[Brief]:
Take each line containing the word "swimming" and copy it.

--- begin Given records ---

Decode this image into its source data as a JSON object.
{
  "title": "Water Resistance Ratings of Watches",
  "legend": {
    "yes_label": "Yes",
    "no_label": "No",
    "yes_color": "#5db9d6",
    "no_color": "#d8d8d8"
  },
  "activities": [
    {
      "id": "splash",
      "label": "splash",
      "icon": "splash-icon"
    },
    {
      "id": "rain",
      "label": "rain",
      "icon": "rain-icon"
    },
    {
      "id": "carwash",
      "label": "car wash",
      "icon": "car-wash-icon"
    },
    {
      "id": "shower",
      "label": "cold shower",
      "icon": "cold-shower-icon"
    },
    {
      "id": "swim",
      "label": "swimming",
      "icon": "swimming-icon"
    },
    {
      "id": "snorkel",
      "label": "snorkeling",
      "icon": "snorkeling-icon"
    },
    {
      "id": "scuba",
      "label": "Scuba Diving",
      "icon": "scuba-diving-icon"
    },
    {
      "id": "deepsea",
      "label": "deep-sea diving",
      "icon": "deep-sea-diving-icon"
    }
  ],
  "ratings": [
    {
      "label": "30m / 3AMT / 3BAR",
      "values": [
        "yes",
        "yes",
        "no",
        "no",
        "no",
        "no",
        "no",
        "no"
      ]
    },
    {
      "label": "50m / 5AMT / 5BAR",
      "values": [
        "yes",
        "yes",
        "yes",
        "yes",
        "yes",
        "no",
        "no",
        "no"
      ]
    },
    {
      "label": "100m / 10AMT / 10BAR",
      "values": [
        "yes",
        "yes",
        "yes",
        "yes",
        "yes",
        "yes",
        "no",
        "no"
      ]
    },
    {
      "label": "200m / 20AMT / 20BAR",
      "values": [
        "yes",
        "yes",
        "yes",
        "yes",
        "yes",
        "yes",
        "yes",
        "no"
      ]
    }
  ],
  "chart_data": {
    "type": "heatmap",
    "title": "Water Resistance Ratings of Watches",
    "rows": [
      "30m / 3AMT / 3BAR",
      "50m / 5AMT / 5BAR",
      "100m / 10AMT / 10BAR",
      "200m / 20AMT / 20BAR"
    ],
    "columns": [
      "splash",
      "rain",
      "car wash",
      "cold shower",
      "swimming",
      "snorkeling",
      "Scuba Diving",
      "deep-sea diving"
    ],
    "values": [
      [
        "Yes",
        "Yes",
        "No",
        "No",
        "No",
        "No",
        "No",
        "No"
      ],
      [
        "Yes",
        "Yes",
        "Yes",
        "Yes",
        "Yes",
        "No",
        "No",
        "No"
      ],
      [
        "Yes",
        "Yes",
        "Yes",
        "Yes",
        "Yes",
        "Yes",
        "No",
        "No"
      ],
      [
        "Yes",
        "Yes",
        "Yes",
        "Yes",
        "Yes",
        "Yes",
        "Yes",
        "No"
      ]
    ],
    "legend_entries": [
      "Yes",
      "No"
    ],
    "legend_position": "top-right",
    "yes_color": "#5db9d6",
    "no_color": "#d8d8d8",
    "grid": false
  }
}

--- end Given records ---

[Answer to this task]:
      "label": "swimming",
      "icon": "swimming-icon"
      "swimming",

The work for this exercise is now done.